### Prompt
Return all lines below containing the word "Snow".

### Records that describe figures

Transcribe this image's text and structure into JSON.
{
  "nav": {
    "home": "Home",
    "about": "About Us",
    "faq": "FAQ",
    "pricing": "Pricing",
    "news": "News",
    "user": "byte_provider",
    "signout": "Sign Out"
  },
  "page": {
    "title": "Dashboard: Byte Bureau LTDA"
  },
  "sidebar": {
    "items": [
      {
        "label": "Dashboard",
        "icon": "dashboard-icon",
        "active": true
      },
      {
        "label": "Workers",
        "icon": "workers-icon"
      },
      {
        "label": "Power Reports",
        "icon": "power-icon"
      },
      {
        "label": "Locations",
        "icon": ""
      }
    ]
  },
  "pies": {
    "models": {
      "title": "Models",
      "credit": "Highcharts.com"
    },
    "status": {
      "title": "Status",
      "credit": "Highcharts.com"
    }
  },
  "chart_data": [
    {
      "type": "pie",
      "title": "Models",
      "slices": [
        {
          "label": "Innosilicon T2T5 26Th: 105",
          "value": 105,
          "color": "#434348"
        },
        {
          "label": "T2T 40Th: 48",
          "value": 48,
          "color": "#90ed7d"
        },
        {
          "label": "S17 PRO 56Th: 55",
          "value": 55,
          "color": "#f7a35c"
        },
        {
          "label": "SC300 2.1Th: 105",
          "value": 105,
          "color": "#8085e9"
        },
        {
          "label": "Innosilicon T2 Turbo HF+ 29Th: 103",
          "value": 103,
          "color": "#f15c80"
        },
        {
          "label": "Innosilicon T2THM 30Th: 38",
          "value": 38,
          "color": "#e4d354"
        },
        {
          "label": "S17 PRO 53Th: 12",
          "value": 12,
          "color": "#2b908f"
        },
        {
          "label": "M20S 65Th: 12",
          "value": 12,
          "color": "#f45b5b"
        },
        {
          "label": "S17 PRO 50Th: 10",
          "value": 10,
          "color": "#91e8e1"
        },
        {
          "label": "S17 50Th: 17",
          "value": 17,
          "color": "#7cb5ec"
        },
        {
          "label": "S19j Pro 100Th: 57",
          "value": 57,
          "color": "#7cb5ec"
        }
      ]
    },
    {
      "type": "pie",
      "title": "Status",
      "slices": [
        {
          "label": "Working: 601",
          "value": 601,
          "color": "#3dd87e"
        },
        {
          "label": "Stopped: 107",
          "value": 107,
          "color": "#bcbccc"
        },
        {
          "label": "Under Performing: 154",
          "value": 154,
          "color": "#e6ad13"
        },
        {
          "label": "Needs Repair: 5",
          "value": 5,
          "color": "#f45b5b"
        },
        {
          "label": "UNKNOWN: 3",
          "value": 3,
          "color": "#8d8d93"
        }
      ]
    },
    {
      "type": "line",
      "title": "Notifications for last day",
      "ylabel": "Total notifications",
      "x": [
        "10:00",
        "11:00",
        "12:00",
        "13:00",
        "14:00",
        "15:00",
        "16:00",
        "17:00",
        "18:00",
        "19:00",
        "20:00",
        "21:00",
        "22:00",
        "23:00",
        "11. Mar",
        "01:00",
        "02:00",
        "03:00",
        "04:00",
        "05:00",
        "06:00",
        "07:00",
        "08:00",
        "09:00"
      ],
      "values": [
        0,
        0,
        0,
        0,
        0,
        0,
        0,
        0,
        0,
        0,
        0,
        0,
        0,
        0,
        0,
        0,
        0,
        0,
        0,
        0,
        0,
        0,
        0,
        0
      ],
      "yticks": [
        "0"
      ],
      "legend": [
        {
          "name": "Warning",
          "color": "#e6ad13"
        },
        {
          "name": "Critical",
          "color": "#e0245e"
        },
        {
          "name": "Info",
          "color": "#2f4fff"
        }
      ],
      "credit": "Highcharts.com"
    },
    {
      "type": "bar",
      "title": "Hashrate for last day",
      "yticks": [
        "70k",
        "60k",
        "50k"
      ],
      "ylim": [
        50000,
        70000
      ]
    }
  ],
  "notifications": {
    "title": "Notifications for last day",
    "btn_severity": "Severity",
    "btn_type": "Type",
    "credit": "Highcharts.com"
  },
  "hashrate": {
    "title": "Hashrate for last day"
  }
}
...
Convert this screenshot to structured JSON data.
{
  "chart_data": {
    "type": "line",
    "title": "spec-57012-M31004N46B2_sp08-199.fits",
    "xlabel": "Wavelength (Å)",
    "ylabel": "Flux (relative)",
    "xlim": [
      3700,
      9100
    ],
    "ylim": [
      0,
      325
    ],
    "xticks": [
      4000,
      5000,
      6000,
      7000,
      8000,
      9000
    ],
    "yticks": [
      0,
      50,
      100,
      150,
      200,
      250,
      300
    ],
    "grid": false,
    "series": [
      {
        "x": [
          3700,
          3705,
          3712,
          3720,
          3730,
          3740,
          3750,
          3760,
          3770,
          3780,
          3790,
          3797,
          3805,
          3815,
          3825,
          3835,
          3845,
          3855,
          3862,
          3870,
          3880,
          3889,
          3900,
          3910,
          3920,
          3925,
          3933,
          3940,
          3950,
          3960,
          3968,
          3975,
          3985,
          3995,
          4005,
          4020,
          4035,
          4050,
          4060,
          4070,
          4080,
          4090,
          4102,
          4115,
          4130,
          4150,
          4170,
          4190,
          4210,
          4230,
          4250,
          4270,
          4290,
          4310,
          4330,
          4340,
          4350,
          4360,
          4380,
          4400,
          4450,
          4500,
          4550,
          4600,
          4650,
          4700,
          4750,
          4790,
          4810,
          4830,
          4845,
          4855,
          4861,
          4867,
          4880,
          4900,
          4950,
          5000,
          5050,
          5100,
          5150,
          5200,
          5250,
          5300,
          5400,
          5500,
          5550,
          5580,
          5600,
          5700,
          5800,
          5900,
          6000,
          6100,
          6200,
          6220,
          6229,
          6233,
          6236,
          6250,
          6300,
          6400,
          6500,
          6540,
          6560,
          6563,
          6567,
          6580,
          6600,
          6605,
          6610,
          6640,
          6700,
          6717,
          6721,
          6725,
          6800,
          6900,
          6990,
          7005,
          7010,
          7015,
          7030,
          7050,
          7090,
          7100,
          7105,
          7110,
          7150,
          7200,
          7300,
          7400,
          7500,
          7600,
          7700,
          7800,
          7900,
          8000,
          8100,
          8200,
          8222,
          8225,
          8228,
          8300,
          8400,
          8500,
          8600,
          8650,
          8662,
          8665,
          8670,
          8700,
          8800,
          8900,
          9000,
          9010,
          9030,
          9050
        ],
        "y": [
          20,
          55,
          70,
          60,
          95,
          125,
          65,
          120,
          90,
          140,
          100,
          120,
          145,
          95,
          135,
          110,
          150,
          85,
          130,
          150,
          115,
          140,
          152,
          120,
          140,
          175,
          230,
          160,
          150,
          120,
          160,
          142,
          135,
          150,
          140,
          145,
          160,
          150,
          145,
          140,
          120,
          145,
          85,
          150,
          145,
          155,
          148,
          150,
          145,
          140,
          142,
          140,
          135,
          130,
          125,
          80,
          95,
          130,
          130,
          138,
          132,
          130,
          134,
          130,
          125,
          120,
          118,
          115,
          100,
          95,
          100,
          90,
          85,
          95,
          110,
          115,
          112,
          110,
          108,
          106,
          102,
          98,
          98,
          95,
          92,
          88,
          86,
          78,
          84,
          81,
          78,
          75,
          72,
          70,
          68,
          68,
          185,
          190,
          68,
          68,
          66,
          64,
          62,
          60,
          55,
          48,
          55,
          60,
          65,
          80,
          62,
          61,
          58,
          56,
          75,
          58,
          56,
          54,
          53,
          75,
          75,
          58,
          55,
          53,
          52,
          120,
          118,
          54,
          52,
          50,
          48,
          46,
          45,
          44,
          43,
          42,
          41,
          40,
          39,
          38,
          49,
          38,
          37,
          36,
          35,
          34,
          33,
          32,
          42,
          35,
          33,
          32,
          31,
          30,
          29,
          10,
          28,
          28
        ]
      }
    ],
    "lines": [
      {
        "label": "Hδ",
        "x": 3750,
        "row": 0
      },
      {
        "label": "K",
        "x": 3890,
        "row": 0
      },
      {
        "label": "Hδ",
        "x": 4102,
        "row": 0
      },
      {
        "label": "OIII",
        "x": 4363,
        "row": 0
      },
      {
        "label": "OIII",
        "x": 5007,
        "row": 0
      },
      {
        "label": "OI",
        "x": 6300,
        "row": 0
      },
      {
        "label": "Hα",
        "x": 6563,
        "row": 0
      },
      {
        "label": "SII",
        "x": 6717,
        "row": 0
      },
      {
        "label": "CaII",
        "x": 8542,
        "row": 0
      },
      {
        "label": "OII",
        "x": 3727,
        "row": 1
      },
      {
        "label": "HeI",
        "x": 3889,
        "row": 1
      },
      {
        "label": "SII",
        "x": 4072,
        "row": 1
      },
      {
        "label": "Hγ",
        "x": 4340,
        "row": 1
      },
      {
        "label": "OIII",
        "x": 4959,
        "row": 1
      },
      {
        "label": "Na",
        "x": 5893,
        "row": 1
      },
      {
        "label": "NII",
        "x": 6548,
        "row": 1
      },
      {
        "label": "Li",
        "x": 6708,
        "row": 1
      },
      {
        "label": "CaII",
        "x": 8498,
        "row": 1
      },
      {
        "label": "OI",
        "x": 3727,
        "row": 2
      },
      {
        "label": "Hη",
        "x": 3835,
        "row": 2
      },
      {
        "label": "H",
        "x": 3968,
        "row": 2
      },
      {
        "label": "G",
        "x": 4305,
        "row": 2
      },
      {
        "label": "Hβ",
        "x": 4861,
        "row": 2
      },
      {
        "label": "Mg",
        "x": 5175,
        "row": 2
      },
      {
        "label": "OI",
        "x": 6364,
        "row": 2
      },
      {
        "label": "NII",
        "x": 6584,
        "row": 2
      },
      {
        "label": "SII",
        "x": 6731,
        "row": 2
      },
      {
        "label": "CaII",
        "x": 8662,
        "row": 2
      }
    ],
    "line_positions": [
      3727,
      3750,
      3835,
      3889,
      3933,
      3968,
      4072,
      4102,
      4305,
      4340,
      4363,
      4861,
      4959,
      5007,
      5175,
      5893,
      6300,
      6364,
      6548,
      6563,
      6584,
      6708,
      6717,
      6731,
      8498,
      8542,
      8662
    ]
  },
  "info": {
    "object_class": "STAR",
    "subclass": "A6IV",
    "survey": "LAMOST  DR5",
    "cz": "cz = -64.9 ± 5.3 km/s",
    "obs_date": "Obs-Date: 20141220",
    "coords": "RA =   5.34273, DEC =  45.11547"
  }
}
--
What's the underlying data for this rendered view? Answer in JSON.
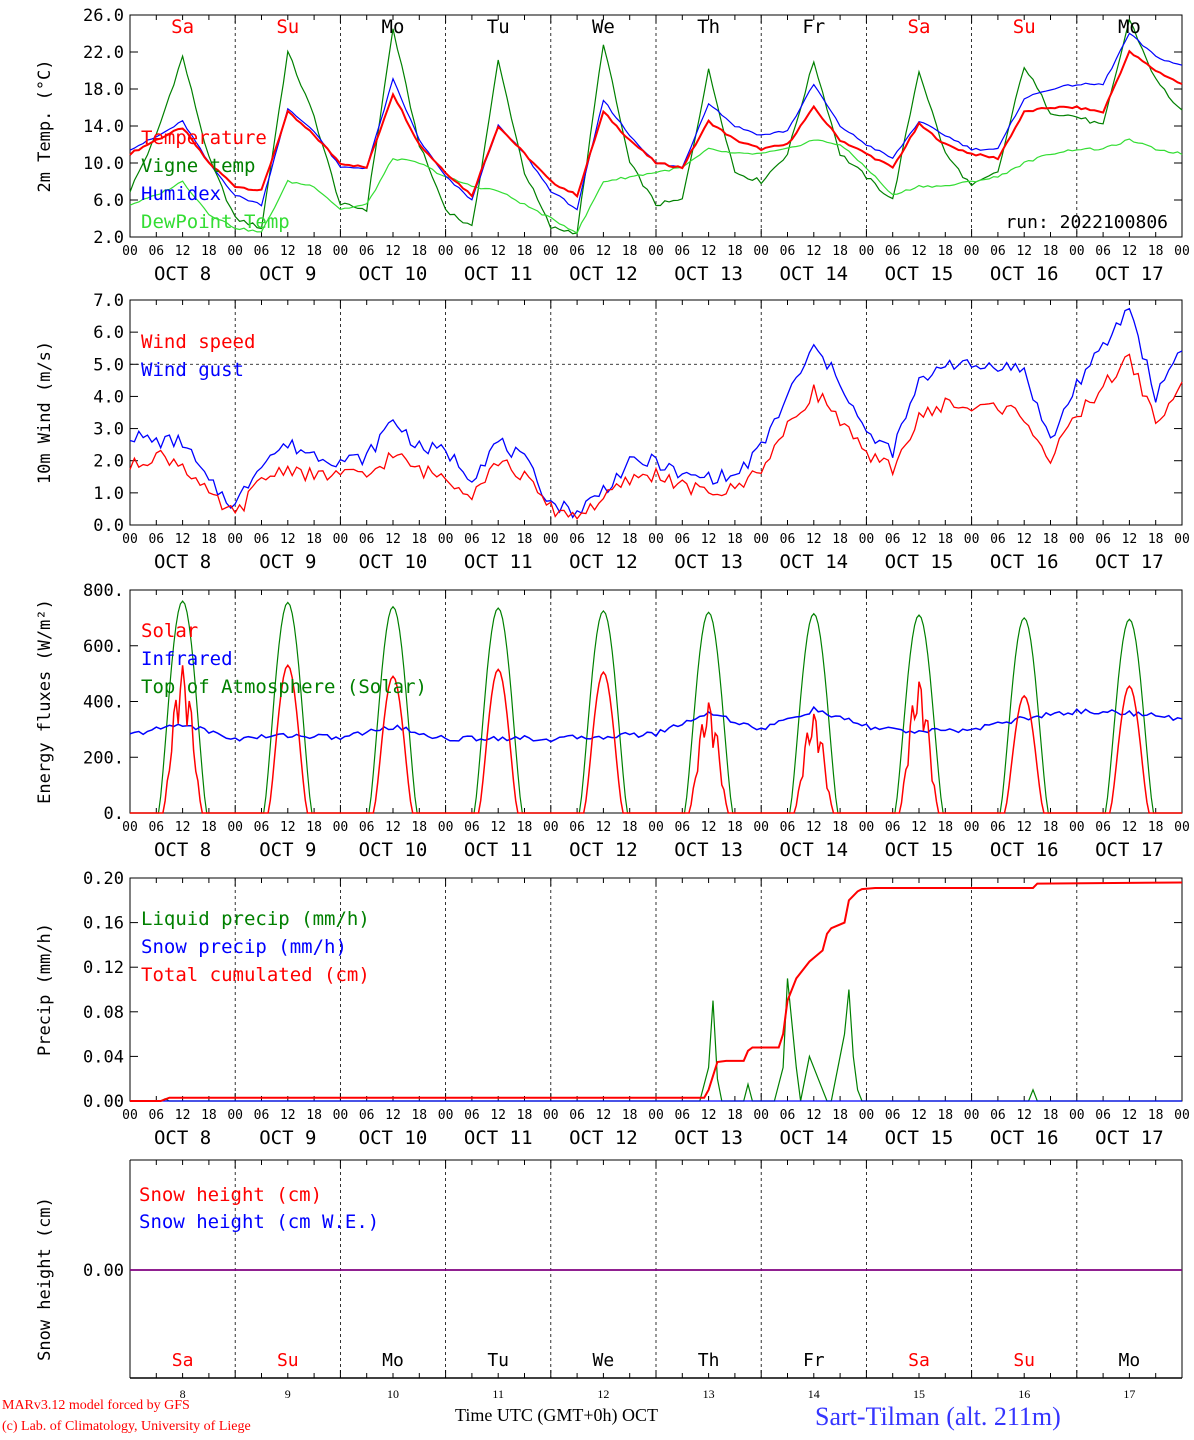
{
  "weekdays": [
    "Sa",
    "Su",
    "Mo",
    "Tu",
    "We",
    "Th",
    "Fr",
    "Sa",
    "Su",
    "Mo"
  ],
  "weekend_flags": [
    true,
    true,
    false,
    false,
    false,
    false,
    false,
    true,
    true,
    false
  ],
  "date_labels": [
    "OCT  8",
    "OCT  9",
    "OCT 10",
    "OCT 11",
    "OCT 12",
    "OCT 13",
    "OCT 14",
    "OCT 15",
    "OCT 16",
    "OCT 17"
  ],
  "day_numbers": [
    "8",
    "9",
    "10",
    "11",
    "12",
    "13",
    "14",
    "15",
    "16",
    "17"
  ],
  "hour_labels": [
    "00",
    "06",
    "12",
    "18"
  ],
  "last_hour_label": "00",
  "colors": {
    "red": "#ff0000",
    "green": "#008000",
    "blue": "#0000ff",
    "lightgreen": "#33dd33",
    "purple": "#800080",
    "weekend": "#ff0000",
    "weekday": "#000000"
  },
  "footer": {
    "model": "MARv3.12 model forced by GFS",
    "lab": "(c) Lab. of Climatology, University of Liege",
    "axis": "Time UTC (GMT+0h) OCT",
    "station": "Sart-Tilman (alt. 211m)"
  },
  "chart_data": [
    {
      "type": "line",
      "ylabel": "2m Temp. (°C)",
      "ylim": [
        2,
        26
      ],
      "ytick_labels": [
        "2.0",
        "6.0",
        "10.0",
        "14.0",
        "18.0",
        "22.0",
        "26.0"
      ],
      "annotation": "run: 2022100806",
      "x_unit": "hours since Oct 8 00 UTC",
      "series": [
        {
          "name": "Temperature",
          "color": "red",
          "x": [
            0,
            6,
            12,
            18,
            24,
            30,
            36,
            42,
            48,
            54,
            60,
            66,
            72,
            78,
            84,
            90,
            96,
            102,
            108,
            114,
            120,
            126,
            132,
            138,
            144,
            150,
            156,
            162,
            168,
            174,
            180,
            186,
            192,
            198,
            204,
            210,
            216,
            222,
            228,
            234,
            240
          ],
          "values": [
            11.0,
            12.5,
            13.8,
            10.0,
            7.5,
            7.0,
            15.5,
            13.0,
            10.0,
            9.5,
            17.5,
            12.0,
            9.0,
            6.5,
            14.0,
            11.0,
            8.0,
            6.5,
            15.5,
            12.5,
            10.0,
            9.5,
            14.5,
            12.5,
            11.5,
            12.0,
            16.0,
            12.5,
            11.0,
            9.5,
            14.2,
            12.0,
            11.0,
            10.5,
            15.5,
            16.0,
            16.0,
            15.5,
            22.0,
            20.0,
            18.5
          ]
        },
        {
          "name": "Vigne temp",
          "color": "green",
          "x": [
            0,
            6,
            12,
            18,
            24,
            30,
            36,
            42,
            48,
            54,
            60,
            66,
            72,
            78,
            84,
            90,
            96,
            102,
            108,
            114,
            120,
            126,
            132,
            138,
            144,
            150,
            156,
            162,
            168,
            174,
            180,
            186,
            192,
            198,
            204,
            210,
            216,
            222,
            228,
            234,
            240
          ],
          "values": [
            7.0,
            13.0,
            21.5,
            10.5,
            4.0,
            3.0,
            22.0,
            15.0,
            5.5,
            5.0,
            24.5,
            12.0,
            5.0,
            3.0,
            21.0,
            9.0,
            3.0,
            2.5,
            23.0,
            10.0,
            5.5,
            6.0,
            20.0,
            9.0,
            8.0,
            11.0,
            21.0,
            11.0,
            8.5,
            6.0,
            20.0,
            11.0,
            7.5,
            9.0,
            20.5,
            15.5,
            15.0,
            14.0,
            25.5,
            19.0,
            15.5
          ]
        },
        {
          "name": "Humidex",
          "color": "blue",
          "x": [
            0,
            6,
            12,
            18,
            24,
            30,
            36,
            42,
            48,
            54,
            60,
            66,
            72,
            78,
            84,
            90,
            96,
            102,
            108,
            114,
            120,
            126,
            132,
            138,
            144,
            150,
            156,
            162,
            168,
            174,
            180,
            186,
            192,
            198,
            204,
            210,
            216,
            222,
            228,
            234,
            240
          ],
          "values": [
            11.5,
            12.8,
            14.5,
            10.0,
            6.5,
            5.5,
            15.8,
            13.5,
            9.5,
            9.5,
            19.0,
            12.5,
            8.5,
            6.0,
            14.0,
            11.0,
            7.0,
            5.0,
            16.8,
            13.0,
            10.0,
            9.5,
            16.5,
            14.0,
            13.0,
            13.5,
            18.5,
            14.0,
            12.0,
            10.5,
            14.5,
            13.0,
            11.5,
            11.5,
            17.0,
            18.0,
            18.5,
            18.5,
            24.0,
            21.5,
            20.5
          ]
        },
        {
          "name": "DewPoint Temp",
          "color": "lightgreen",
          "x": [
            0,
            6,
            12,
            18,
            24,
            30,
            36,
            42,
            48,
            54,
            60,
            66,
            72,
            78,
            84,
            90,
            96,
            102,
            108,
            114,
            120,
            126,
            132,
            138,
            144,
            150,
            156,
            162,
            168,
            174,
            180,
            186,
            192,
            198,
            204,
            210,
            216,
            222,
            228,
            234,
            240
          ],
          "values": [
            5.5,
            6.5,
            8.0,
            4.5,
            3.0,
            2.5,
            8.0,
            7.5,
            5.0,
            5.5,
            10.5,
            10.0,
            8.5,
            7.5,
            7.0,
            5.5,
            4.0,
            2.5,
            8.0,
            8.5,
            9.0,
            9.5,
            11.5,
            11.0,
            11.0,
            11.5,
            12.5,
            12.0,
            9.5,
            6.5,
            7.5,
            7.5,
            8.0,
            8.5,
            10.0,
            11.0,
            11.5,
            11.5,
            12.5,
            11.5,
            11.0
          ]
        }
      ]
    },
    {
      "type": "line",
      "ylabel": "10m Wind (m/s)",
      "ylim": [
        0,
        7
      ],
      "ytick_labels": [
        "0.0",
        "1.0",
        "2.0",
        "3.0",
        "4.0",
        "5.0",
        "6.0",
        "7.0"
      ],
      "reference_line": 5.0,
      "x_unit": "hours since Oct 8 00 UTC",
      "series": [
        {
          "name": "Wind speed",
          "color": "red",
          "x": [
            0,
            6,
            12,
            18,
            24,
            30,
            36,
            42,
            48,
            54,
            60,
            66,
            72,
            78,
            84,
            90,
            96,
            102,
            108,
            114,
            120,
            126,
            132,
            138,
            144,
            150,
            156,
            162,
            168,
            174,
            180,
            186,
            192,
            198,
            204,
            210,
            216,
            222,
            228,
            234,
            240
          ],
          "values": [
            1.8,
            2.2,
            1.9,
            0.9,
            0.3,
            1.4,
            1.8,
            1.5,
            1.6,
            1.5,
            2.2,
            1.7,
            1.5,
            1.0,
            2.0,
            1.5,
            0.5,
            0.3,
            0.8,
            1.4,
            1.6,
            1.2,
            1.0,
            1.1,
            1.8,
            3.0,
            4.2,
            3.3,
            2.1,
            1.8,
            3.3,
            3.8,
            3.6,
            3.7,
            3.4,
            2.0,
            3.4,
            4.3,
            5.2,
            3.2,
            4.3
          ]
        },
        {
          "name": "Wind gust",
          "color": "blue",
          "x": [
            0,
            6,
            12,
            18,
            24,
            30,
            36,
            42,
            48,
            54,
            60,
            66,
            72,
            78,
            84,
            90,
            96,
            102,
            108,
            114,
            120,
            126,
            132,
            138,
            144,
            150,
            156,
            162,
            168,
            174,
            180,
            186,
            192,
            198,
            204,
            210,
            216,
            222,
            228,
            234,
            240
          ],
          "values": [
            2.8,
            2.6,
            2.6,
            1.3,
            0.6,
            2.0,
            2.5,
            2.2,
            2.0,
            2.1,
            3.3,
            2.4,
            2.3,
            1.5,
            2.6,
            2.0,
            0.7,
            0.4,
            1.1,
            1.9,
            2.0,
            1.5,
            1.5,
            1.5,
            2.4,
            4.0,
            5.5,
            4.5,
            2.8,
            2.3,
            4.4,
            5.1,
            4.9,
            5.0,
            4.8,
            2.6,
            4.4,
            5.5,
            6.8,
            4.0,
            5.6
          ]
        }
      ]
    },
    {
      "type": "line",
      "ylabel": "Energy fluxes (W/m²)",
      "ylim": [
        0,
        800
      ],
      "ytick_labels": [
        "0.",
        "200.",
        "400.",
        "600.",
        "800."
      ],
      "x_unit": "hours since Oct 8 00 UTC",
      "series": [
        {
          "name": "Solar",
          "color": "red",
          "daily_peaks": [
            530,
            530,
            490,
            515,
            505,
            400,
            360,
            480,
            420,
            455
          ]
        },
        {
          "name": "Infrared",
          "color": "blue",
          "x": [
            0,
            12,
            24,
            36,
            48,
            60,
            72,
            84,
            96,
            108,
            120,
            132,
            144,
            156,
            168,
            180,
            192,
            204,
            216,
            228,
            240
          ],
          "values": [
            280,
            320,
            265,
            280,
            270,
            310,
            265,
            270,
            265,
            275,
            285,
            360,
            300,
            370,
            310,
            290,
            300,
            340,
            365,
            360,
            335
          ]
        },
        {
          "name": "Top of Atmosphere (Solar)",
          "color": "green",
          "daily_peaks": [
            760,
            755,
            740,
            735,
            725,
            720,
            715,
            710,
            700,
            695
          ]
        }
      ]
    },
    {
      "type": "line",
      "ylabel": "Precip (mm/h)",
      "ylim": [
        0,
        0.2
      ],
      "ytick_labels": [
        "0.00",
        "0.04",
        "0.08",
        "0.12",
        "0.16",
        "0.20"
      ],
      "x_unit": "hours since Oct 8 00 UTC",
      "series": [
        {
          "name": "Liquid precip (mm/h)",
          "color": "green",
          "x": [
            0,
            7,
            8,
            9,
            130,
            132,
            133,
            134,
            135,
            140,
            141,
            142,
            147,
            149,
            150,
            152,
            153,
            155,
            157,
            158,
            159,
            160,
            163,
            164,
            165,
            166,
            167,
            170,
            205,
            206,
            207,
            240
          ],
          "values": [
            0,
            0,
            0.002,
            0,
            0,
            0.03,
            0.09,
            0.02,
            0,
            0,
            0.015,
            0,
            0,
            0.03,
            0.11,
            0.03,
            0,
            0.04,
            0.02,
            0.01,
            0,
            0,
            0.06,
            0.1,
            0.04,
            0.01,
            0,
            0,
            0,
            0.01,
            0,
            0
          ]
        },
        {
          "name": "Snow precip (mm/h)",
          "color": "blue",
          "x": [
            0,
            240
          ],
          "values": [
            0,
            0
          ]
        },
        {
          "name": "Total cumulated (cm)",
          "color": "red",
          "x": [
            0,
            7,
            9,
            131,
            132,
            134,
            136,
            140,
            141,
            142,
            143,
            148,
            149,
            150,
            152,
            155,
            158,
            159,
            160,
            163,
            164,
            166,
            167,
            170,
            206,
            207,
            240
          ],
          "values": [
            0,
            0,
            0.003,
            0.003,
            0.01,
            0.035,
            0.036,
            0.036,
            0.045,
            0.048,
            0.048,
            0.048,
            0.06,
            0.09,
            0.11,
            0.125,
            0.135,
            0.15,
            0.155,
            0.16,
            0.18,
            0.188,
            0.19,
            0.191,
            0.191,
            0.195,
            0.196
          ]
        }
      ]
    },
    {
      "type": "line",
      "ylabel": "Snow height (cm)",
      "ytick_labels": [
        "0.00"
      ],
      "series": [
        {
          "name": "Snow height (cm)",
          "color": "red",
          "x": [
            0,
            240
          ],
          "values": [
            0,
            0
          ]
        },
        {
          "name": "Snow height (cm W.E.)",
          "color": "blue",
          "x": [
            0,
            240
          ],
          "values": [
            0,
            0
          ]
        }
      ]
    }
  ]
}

### Finished task
          "name": "Snow precip (mm/h)",
      "ylabel": "Snow height (cm)",
          "name": "Snow height (cm)",
          "name": "Snow height (cm W.E.)",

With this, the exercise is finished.